__Written request__
Print the listing below in its entirety, character for character.
# start of Input
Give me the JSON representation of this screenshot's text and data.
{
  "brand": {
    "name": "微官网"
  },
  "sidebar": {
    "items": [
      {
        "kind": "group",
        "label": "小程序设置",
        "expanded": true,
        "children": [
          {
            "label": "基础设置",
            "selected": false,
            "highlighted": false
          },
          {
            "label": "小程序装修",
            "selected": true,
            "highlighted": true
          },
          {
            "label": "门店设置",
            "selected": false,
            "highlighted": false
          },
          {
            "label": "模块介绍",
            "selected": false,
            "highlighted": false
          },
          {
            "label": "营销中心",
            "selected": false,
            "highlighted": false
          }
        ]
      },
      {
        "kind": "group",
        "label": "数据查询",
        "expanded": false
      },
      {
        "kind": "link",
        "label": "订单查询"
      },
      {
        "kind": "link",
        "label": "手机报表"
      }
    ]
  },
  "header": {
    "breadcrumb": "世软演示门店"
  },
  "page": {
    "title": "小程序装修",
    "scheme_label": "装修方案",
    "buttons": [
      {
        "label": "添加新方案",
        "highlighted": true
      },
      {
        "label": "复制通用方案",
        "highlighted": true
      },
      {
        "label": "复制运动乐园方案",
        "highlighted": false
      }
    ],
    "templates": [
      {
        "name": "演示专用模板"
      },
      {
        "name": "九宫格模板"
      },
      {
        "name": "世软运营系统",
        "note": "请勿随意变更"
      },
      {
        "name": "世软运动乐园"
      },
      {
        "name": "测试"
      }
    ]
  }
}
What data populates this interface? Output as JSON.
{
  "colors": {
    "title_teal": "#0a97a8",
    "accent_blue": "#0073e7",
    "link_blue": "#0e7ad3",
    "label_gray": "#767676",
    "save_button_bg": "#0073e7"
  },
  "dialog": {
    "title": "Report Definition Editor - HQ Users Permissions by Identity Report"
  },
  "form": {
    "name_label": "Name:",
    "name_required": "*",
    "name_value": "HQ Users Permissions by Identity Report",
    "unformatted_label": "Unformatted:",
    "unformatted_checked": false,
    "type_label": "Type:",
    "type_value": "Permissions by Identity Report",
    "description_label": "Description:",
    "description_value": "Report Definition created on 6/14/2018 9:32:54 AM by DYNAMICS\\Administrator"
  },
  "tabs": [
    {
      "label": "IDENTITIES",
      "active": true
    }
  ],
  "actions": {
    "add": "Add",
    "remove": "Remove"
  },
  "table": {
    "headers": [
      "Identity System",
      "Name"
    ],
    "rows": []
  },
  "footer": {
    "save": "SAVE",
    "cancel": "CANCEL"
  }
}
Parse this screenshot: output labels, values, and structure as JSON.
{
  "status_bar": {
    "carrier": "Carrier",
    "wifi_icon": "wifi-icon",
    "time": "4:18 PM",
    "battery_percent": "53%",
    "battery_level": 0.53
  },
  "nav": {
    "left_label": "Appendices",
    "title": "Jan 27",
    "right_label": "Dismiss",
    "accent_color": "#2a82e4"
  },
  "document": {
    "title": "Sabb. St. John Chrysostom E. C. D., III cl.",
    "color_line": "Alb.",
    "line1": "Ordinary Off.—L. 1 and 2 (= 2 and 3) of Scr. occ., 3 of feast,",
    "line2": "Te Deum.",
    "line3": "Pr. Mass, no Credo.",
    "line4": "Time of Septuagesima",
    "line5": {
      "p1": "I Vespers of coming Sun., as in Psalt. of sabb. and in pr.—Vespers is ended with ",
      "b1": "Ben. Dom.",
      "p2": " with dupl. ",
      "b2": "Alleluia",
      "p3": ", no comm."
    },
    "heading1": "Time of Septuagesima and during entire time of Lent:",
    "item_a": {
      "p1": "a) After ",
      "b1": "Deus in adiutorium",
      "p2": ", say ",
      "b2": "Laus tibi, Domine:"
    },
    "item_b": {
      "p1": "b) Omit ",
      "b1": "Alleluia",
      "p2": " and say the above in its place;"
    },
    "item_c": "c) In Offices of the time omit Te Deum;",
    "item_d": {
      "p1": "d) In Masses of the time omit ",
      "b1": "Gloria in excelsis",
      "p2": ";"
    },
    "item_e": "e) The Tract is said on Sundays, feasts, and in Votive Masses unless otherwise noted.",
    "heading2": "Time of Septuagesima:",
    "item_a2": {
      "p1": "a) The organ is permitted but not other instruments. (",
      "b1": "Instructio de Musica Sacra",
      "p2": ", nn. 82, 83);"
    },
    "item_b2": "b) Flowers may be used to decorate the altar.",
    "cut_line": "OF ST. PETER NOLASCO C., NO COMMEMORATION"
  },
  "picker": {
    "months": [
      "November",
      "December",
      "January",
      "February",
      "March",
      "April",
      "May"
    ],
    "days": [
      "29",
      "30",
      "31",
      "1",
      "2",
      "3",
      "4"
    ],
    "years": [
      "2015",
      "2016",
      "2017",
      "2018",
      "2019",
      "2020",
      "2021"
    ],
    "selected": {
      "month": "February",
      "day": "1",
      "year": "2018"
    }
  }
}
# end of Input
__Task answer__
Give me the JSON representation of this screenshot's text and data.
{
  "brand": {
    "name": "微官网"
  },
  "sidebar": {
    "items": [
      {
        "kind": "group",
        "label": "小程序设置",
        "expanded": true,
        "children": [
          {
            "label": "基础设置",
            "selected": false,
            "highlighted": false
          },
          {
            "label": "小程序装修",
            "selected": true,
            "highlighted": true
          },
          {
            "label": "门店设置",
            "selected": false,
            "highlighted": false
          },
          {
            "label": "模块介绍",
            "selected": false,
            "highlighted": false
          },
          {
            "label": "营销中心",
            "selected": false,
            "highlighted": false
          }
        ]
      },
      {
        "kind": "group",
        "label": "数据查询",
        "expanded": false
      },
      {
        "kind": "link",
        "label": "订单查询"
      },
      {
        "kind": "link",
        "label": "手机报表"
      }
    ]
  },
  "header": {
    "breadcrumb": "世软演示门店"
  },
  "page": {
    "title": "小程序装修",
    "scheme_label": "装修方案",
    "buttons": [
      {
        "label": "添加新方案",
        "highlighted": true
      },
      {
        "label": "复制通用方案",
        "highlighted": true
      },
      {
        "label": "复制运动乐园方案",
        "highlighted": false
      }
    ],
    "templates": [
      {
        "name": "演示专用模板"
      },
      {
        "name": "九宫格模板"
      },
      {
        "name": "世软运营系统",
        "note": "请勿随意变更"
      },
      {
        "name": "世软运动乐园"
      },
      {
        "name": "测试"
      }
    ]
  }
}
What data populates this interface? Output as JSON.
{
  "colors": {
    "title_teal": "#0a97a8",
    "accent_blue": "#0073e7",
    "link_blue": "#0e7ad3",
    "label_gray": "#767676",
    "save_button_bg": "#0073e7"
  },
  "dialog": {
    "title": "Report Definition Editor - HQ Users Permissions by Identity Report"
  },
  "form": {
    "name_label": "Name:",
    "name_required": "*",
    "name_value": "HQ Users Permissions by Identity Report",
    "unformatted_label": "Unformatted:",
    "unformatted_checked": false,
    "type_label": "Type:",
    "type_value": "Permissions by Identity Report",
    "description_label": "Description:",
    "description_value": "Report Definition created on 6/14/2018 9:32:54 AM by DYNAMICS\\Administrator"
  },
  "tabs": [
    {
      "label": "IDENTITIES",
      "active": true
    }
  ],
  "actions": {
    "add": "Add",
    "remove": "Remove"
  },
  "table": {
    "headers": [
      "Identity System",
      "Name"
    ],
    "rows": []
  },
  "footer": {
    "save": "SAVE",
    "cancel": "CANCEL"
  }
}
Parse this screenshot: output labels, values, and structure as JSON.
{
  "status_bar": {
    "carrier": "Carrier",
    "wifi_icon": "wifi-icon",
    "time": "4:18 PM",
    "battery_percent": "53%",
    "battery_level": 0.53
  },
  "nav": {
    "left_label": "Appendices",
    "title": "Jan 27",
    "right_label": "Dismiss",
    "accent_color": "#2a82e4"
  },
  "document": {
    "title": "Sabb. St. John Chrysostom E. C. D., III cl.",
    "color_line": "Alb.",
    "line1": "Ordinary Off.—L. 1 and 2 (= 2 and 3) of Scr. occ., 3 of feast,",
    "line2": "Te Deum.",
    "line3": "Pr. Mass, no Credo.",
    "line4": "Time of Septuagesima",
    "line5": {
      "p1": "I Vespers of coming Sun., as in Psalt. of sabb. and in pr.—Vespers is ended with ",
      "b1": "Ben. Dom.",
      "p2": " with dupl. ",
      "b2": "Alleluia",
      "p3": ", no comm."
    },
    "heading1": "Time of Septuagesima and during entire time of Lent:",
    "item_a": {
      "p1": "a) After ",
      "b1": "Deus in adiutorium",
      "p2": ", say ",
      "b2": "Laus tibi, Domine:"
    },
    "item_b": {
      "p1": "b) Omit ",
      "b1": "Alleluia",
      "p2": " and say the above in its place;"
    },
    "item_c": "c) In Offices of the time omit Te Deum;",
    "item_d": {
      "p1": "d) In Masses of the time omit ",
      "b1": "Gloria in excelsis",
      "p2": ";"
    },
    "item_e": "e) The Tract is said on Sundays, feasts, and in Votive Masses unless otherwise noted.",
    "heading2": "Time of Septuagesima:",
    "item_a2": {
      "p1": "a) The organ is permitted but not other instruments. (",
      "b1": "Instructio de Musica Sacra",
      "p2": ", nn. 82, 83);"
    },
    "item_b2": "b) Flowers may be used to decorate the altar.",
    "cut_line": "OF ST. PETER NOLASCO C., NO COMMEMORATION"
  },
  "picker": {
    "months": [
      "November",
      "December",
      "January",
      "February",
      "March",
      "April",
      "May"
    ],
    "days": [
      "29",
      "30",
      "31",
      "1",
      "2",
      "3",
      "4"
    ],
    "years": [
      "2015",
      "2016",
      "2017",
      "2018",
      "2019",
      "2020",
      "2021"
    ],
    "selected": {
      "month": "February",
      "day": "1",
      "year": "2018"
    }
  }
}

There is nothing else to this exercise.